**Record extracts**
************

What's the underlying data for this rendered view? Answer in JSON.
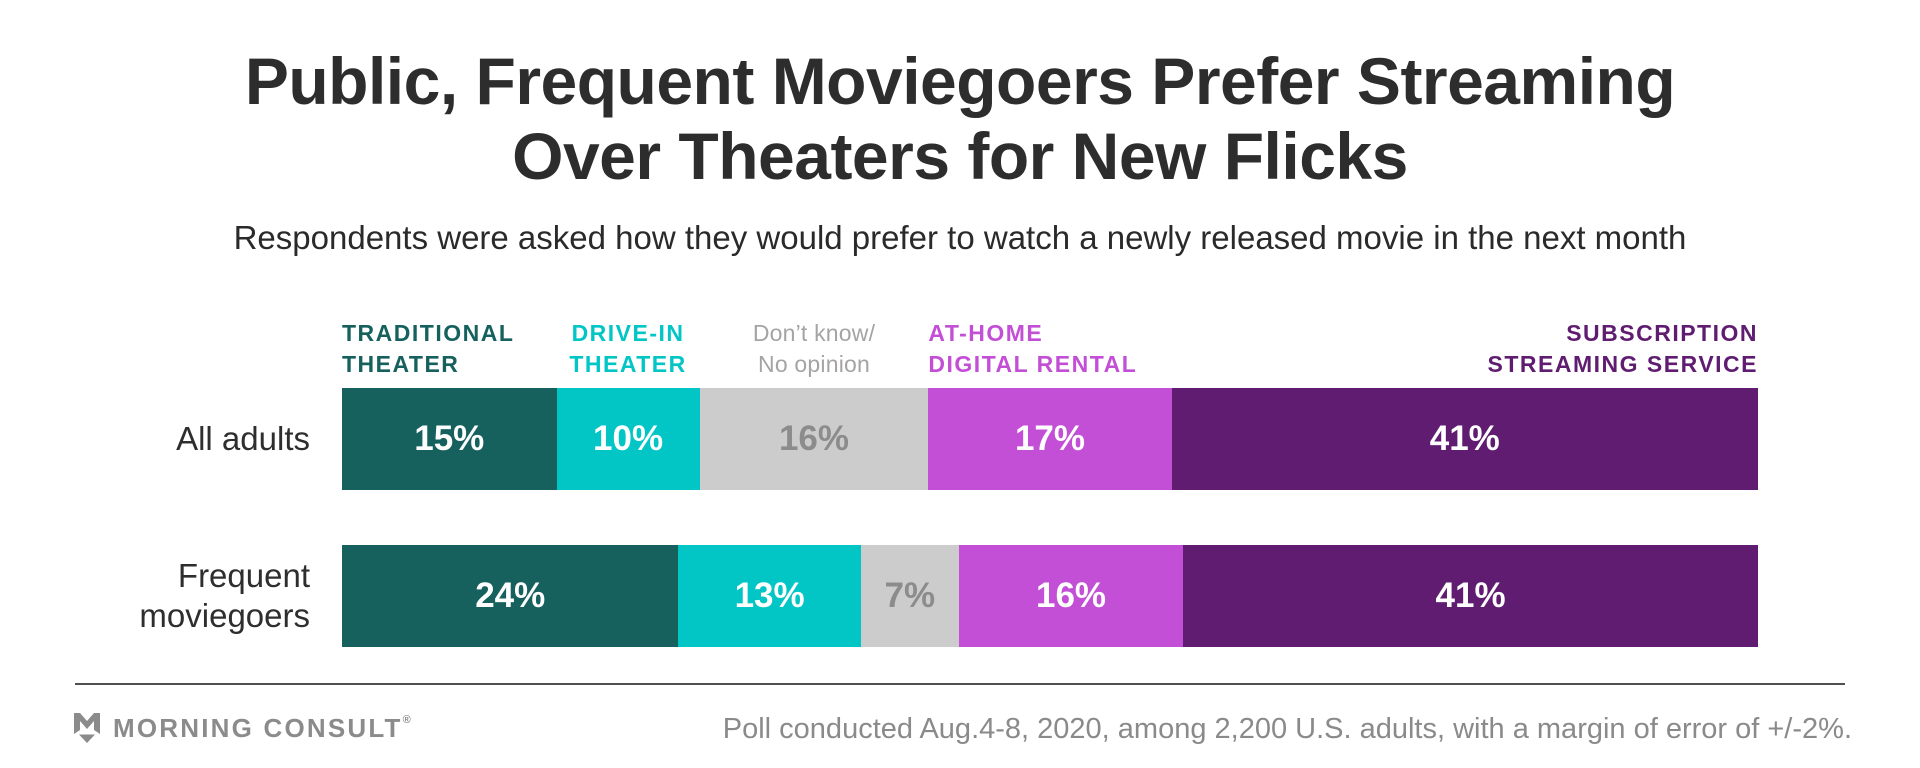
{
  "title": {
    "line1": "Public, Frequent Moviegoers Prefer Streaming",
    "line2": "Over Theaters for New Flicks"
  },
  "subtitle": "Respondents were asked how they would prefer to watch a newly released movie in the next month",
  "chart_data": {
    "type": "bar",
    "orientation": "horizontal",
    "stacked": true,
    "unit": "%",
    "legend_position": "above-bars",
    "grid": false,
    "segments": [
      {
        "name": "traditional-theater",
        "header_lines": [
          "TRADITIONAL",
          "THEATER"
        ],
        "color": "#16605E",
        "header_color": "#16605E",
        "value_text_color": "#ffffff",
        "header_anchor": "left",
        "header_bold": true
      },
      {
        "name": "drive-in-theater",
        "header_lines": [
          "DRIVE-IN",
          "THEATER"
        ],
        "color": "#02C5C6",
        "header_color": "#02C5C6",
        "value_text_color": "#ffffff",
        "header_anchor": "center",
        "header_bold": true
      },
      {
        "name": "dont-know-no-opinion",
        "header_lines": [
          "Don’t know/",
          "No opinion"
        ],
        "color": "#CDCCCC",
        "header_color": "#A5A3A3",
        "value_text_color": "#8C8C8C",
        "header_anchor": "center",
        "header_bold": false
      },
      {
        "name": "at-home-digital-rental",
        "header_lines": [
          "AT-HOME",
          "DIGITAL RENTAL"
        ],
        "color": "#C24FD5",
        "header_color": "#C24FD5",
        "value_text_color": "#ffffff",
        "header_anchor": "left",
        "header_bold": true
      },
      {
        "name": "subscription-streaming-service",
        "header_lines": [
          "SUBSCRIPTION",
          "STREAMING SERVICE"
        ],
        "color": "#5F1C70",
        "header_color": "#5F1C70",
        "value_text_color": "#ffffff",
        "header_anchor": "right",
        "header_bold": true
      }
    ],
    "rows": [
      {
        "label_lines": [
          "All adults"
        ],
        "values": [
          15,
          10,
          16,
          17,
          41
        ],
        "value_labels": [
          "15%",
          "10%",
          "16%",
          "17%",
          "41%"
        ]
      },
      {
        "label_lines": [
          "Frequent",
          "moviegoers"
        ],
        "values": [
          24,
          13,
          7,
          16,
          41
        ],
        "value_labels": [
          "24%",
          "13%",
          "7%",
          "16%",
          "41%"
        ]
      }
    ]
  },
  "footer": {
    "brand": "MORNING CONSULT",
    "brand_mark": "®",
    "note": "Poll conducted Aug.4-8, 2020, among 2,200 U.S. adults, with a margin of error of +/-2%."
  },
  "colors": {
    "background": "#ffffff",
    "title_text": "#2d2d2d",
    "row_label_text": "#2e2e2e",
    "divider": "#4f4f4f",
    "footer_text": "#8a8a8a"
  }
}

************

**Task requirements**
Reproduce all of the data exactly, omitting each picture it holds.

**Solution for this exercise**
What's the underlying data for this rendered view? Answer in JSON.
{
  "title": {
    "line1": "Public, Frequent Moviegoers Prefer Streaming",
    "line2": "Over Theaters for New Flicks"
  },
  "subtitle": "Respondents were asked how they would prefer to watch a newly released movie in the next month",
  "chart_data": {
    "type": "bar",
    "orientation": "horizontal",
    "stacked": true,
    "unit": "%",
    "legend_position": "above-bars",
    "grid": false,
    "segments": [
      {
        "name": "traditional-theater",
        "header_lines": [
          "TRADITIONAL",
          "THEATER"
        ],
        "color": "#16605E",
        "header_color": "#16605E",
        "value_text_color": "#ffffff",
        "header_anchor": "left",
        "header_bold": true
      },
      {
        "name": "drive-in-theater",
        "header_lines": [
          "DRIVE-IN",
          "THEATER"
        ],
        "color": "#02C5C6",
        "header_color": "#02C5C6",
        "value_text_color": "#ffffff",
        "header_anchor": "center",
        "header_bold": true
      },
      {
        "name": "dont-know-no-opinion",
        "header_lines": [
          "Don’t know/",
          "No opinion"
        ],
        "color": "#CDCCCC",
        "header_color": "#A5A3A3",
        "value_text_color": "#8C8C8C",
        "header_anchor": "center",
        "header_bold": false
      },
      {
        "name": "at-home-digital-rental",
        "header_lines": [
          "AT-HOME",
          "DIGITAL RENTAL"
        ],
        "color": "#C24FD5",
        "header_color": "#C24FD5",
        "value_text_color": "#ffffff",
        "header_anchor": "left",
        "header_bold": true
      },
      {
        "name": "subscription-streaming-service",
        "header_lines": [
          "SUBSCRIPTION",
          "STREAMING SERVICE"
        ],
        "color": "#5F1C70",
        "header_color": "#5F1C70",
        "value_text_color": "#ffffff",
        "header_anchor": "right",
        "header_bold": true
      }
    ],
    "rows": [
      {
        "label_lines": [
          "All adults"
        ],
        "values": [
          15,
          10,
          16,
          17,
          41
        ],
        "value_labels": [
          "15%",
          "10%",
          "16%",
          "17%",
          "41%"
        ]
      },
      {
        "label_lines": [
          "Frequent",
          "moviegoers"
        ],
        "values": [
          24,
          13,
          7,
          16,
          41
        ],
        "value_labels": [
          "24%",
          "13%",
          "7%",
          "16%",
          "41%"
        ]
      }
    ]
  },
  "footer": {
    "brand": "MORNING CONSULT",
    "brand_mark": "®",
    "note": "Poll conducted Aug.4-8, 2020, among 2,200 U.S. adults, with a margin of error of +/-2%."
  },
  "colors": {
    "background": "#ffffff",
    "title_text": "#2d2d2d",
    "row_label_text": "#2e2e2e",
    "divider": "#4f4f4f",
    "footer_text": "#8a8a8a"
  }
}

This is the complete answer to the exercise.